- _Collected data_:
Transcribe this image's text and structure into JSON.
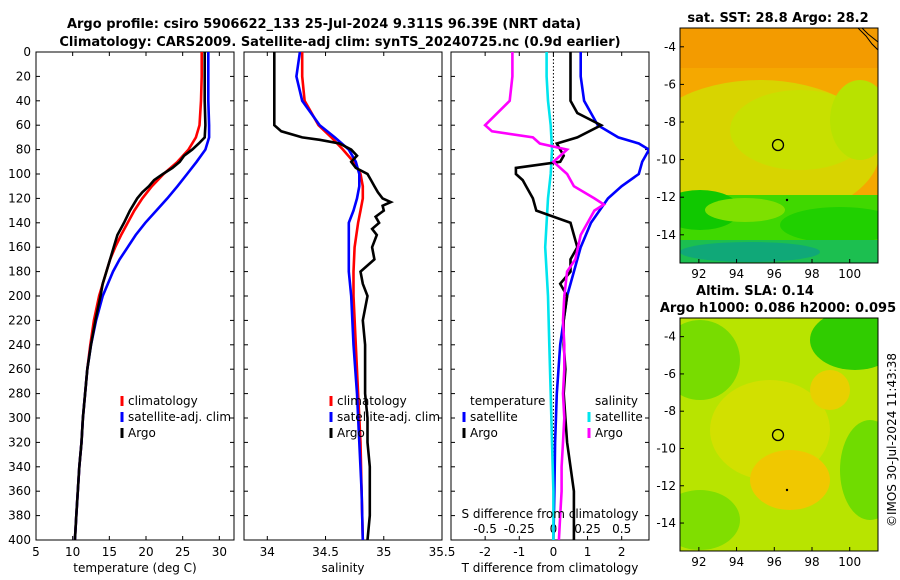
{
  "title": {
    "line1": "Argo profile: csiro 5906622_133 25-Jul-2024 9.311S 96.39E (NRT data)",
    "line2": "Climatology: CARS2009. Satellite-adj clim: synTS_20240725.nc (0.9d earlier)"
  },
  "colors": {
    "climatology": "#ff0000",
    "satellite": "#0000ff",
    "argo": "#000000",
    "salinity_satellite": "#00e5ee",
    "salinity_argo": "#ff00ff"
  },
  "legend": {
    "climatology": "climatology",
    "satellite": "satellite-adj. clim",
    "argo": "Argo",
    "temperature_header": "temperature",
    "salinity_header": "salinity",
    "sat_short": "satellite",
    "argo_short": "Argo"
  },
  "maps": {
    "sst_title": "sat. SST: 28.8 Argo: 28.2",
    "sla_title_1": "Altim. SLA: 0.14",
    "sla_title_2": "Argo h1000: 0.086 h2000: 0.095",
    "x_ticks": [
      "92",
      "94",
      "96",
      "98",
      "100"
    ],
    "y_ticks": [
      "-4",
      "-6",
      "-8",
      "-10",
      "-12",
      "-14"
    ],
    "xlim": [
      91,
      101.5
    ],
    "ylim": [
      -15.5,
      -3
    ]
  },
  "credit": "©IMOS 30-Jul-2024 11:43:38",
  "chart_data": [
    {
      "type": "line",
      "panel": "temperature",
      "xlabel": "temperature (deg C)",
      "ylabel": "",
      "xlim": [
        5,
        32
      ],
      "ylim": [
        400,
        0
      ],
      "x_ticks": [
        "5",
        "10",
        "15",
        "20",
        "25",
        "30"
      ],
      "y_ticks": [
        "0",
        "20",
        "40",
        "60",
        "80",
        "100",
        "120",
        "140",
        "160",
        "180",
        "200",
        "220",
        "240",
        "260",
        "280",
        "300",
        "320",
        "340",
        "360",
        "380",
        "400"
      ],
      "series": [
        {
          "name": "climatology",
          "depth": [
            0,
            20,
            40,
            60,
            70,
            80,
            90,
            100,
            110,
            120,
            130,
            140,
            150,
            160,
            170,
            180,
            200,
            220,
            240,
            260,
            280,
            300,
            320,
            340,
            360,
            380,
            400
          ],
          "values": [
            27.6,
            27.6,
            27.5,
            27.3,
            26.8,
            25.8,
            24.3,
            22.4,
            20.8,
            19.5,
            18.4,
            17.5,
            16.6,
            15.8,
            15.1,
            14.6,
            13.6,
            12.9,
            12.4,
            12.0,
            11.7,
            11.4,
            11.2,
            10.9,
            10.7,
            10.5,
            10.3
          ]
        },
        {
          "name": "satellite-adj. clim",
          "depth": [
            0,
            20,
            40,
            60,
            70,
            80,
            90,
            100,
            110,
            120,
            130,
            140,
            150,
            160,
            170,
            180,
            200,
            220,
            240,
            260,
            280,
            300,
            320,
            340,
            360,
            380,
            400
          ],
          "values": [
            28.5,
            28.5,
            28.5,
            28.6,
            28.6,
            28.1,
            26.9,
            25.6,
            24.3,
            22.9,
            21.4,
            19.9,
            18.6,
            17.5,
            16.4,
            15.5,
            14.1,
            13.2,
            12.5,
            12.0,
            11.7,
            11.4,
            11.2,
            10.9,
            10.7,
            10.5,
            10.3
          ]
        },
        {
          "name": "Argo",
          "depth": [
            0,
            20,
            40,
            60,
            70,
            75,
            80,
            85,
            90,
            95,
            100,
            105,
            110,
            115,
            120,
            130,
            140,
            150,
            160,
            170,
            180,
            190,
            200,
            220,
            240,
            260,
            280,
            300,
            320,
            340,
            360,
            380,
            400
          ],
          "values": [
            28.0,
            28.0,
            28.0,
            28.1,
            28.0,
            27.2,
            26.3,
            25.2,
            24.6,
            23.6,
            22.3,
            21.1,
            20.4,
            19.5,
            18.8,
            17.8,
            17.0,
            16.1,
            15.6,
            15.1,
            14.6,
            14.1,
            13.8,
            13.1,
            12.5,
            12.0,
            11.7,
            11.4,
            11.2,
            10.9,
            10.7,
            10.5,
            10.3
          ]
        }
      ]
    },
    {
      "type": "line",
      "panel": "salinity",
      "xlabel": "salinity",
      "xlim": [
        33.8,
        35.5
      ],
      "ylim": [
        400,
        0
      ],
      "x_ticks": [
        "34",
        "34.5",
        "35",
        "35.5"
      ],
      "x_tick_values": [
        34,
        34.5,
        35,
        35.5
      ],
      "series": [
        {
          "name": "climatology",
          "depth": [
            0,
            20,
            40,
            60,
            70,
            80,
            90,
            100,
            110,
            120,
            130,
            140,
            160,
            180,
            200,
            240,
            280,
            320,
            360,
            400
          ],
          "values": [
            34.3,
            34.3,
            34.32,
            34.44,
            34.55,
            34.65,
            34.74,
            34.8,
            34.82,
            34.82,
            34.8,
            34.78,
            34.75,
            34.74,
            34.74,
            34.76,
            34.78,
            34.8,
            34.81,
            34.82
          ]
        },
        {
          "name": "satellite-adj. clim",
          "depth": [
            0,
            20,
            40,
            60,
            70,
            80,
            90,
            100,
            110,
            120,
            130,
            140,
            160,
            180,
            200,
            240,
            280,
            320,
            360,
            400
          ],
          "values": [
            34.28,
            34.25,
            34.3,
            34.45,
            34.58,
            34.7,
            34.76,
            34.79,
            34.79,
            34.77,
            34.74,
            34.7,
            34.7,
            34.7,
            34.72,
            34.74,
            34.77,
            34.79,
            34.81,
            34.82
          ]
        },
        {
          "name": "Argo",
          "depth": [
            0,
            20,
            40,
            60,
            65,
            70,
            72,
            75,
            80,
            85,
            90,
            95,
            100,
            105,
            110,
            115,
            120,
            123,
            126,
            130,
            135,
            140,
            145,
            150,
            160,
            170,
            180,
            190,
            200,
            220,
            240,
            260,
            280,
            300,
            320,
            340,
            360,
            380,
            400
          ],
          "values": [
            34.06,
            34.06,
            34.06,
            34.06,
            34.12,
            34.3,
            34.45,
            34.62,
            34.72,
            34.77,
            34.72,
            34.76,
            34.86,
            34.89,
            34.92,
            34.95,
            34.99,
            35.06,
            34.99,
            35.0,
            34.93,
            34.96,
            34.9,
            34.94,
            34.9,
            34.92,
            34.8,
            34.82,
            34.86,
            34.82,
            34.84,
            34.84,
            34.84,
            34.86,
            34.86,
            34.88,
            34.88,
            34.88,
            34.86
          ]
        }
      ]
    },
    {
      "type": "line",
      "panel": "difference",
      "xlabel": "T difference from climatology",
      "xlabel_top": "S difference from climatology",
      "xlim": [
        -3,
        2.8
      ],
      "ylim": [
        400,
        0
      ],
      "x_ticks": [
        "-2",
        "-1",
        "0",
        "1",
        "2"
      ],
      "x_tick_values": [
        -2,
        -1,
        0,
        1,
        2
      ],
      "s_ticks": [
        "-0.5",
        "-0.25",
        "0",
        "0.25",
        "0.5"
      ],
      "s_tick_values": [
        -0.5,
        -0.25,
        0,
        0.25,
        0.5
      ],
      "series": [
        {
          "name": "temperature satellite",
          "depth": [
            0,
            20,
            40,
            60,
            70,
            75,
            80,
            85,
            90,
            100,
            110,
            120,
            140,
            160,
            180,
            200,
            240,
            280,
            320,
            360,
            400
          ],
          "values": [
            0.8,
            0.8,
            0.9,
            1.3,
            1.9,
            2.5,
            2.8,
            2.7,
            2.6,
            2.5,
            2.0,
            1.6,
            1.1,
            0.8,
            0.6,
            0.4,
            0.2,
            0.1,
            0.05,
            0.03,
            0.0
          ]
        },
        {
          "name": "temperature Argo",
          "depth": [
            0,
            20,
            40,
            50,
            60,
            70,
            75,
            80,
            85,
            90,
            95,
            100,
            105,
            110,
            120,
            130,
            140,
            150,
            160,
            170,
            180,
            190,
            200,
            220,
            240,
            260,
            280,
            300,
            320,
            340,
            360,
            380,
            400
          ],
          "values": [
            0.5,
            0.5,
            0.5,
            0.7,
            1.4,
            0.7,
            0.1,
            0.2,
            0.3,
            0.2,
            -1.1,
            -1.1,
            -0.9,
            -0.8,
            -0.6,
            -0.5,
            0.5,
            0.6,
            0.7,
            0.5,
            0.5,
            0.2,
            0.4,
            0.3,
            0.3,
            0.35,
            0.3,
            0.35,
            0.4,
            0.5,
            0.6,
            0.6,
            0.6
          ]
        },
        {
          "name": "salinity satellite",
          "depth": [
            0,
            20,
            40,
            60,
            80,
            100,
            120,
            140,
            160,
            200,
            240,
            280,
            320,
            360,
            400
          ],
          "values": [
            -0.05,
            -0.05,
            -0.04,
            -0.02,
            -0.01,
            -0.02,
            -0.04,
            -0.05,
            -0.06,
            -0.04,
            -0.03,
            -0.02,
            -0.01,
            0.0,
            0.0
          ]
        },
        {
          "name": "salinity Argo",
          "depth": [
            0,
            20,
            40,
            60,
            65,
            70,
            75,
            80,
            90,
            100,
            110,
            120,
            125,
            130,
            140,
            150,
            160,
            170,
            180,
            200,
            220,
            240,
            260,
            280,
            300,
            320,
            340,
            360,
            380,
            400
          ],
          "values": [
            -0.3,
            -0.3,
            -0.32,
            -0.5,
            -0.45,
            -0.15,
            -0.1,
            0.1,
            0.0,
            0.1,
            0.15,
            0.3,
            0.37,
            0.3,
            0.25,
            0.2,
            0.18,
            0.16,
            0.1,
            0.08,
            0.07,
            0.08,
            0.08,
            0.07,
            0.08,
            0.07,
            0.06,
            0.06,
            0.05,
            0.04
          ]
        }
      ]
    }
  ]
}
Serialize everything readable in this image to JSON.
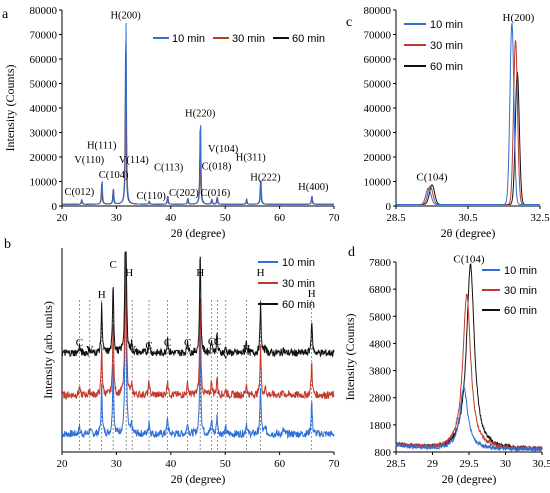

- _Aim of the task_: Check each line of the records above for "panel", and copy those that have it.

- _Task result_:
      "panel": "temperature",
      "panel": "salinity",
      "panel": "difference",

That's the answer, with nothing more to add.